The problem =>
Your task is to repeat all of the material exactly.

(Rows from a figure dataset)
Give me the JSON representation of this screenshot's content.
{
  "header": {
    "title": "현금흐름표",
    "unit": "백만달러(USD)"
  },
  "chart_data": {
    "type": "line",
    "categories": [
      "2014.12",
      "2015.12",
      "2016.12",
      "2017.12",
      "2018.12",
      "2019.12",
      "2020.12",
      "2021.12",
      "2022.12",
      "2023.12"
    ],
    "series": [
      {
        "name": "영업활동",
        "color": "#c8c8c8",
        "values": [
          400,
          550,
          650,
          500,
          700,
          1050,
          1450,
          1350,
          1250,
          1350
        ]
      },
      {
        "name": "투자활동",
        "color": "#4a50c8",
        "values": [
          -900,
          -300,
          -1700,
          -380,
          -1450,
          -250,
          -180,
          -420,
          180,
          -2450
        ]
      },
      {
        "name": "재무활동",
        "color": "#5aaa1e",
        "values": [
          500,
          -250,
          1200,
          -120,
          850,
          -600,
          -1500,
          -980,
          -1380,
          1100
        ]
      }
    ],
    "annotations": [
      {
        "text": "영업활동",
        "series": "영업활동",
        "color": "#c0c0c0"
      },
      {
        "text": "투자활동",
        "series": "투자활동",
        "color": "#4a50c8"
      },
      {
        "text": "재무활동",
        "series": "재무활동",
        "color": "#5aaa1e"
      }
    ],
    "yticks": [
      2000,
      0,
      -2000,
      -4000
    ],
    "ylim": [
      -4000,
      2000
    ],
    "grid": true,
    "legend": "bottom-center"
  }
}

Response to the task =>
Give me the JSON representation of this screenshot's content.
{
  "header": {
    "title": "현금흐름표",
    "unit": "백만달러(USD)"
  },
  "chart_data": {
    "type": "line",
    "categories": [
      "2014.12",
      "2015.12",
      "2016.12",
      "2017.12",
      "2018.12",
      "2019.12",
      "2020.12",
      "2021.12",
      "2022.12",
      "2023.12"
    ],
    "series": [
      {
        "name": "영업활동",
        "color": "#c8c8c8",
        "values": [
          400,
          550,
          650,
          500,
          700,
          1050,
          1450,
          1350,
          1250,
          1350
        ]
      },
      {
        "name": "투자활동",
        "color": "#4a50c8",
        "values": [
          -900,
          -300,
          -1700,
          -380,
          -1450,
          -250,
          -180,
          -420,
          180,
          -2450
        ]
      },
      {
        "name": "재무활동",
        "color": "#5aaa1e",
        "values": [
          500,
          -250,
          1200,
          -120,
          850,
          -600,
          -1500,
          -980,
          -1380,
          1100
        ]
      }
    ],
    "annotations": [
      {
        "text": "영업활동",
        "series": "영업활동",
        "color": "#c0c0c0"
      },
      {
        "text": "투자활동",
        "series": "투자활동",
        "color": "#4a50c8"
      },
      {
        "text": "재무활동",
        "series": "재무활동",
        "color": "#5aaa1e"
      }
    ],
    "yticks": [
      2000,
      0,
      -2000,
      -4000
    ],
    "ylim": [
      -4000,
      2000
    ],
    "grid": true,
    "legend": "bottom-center"
  }
}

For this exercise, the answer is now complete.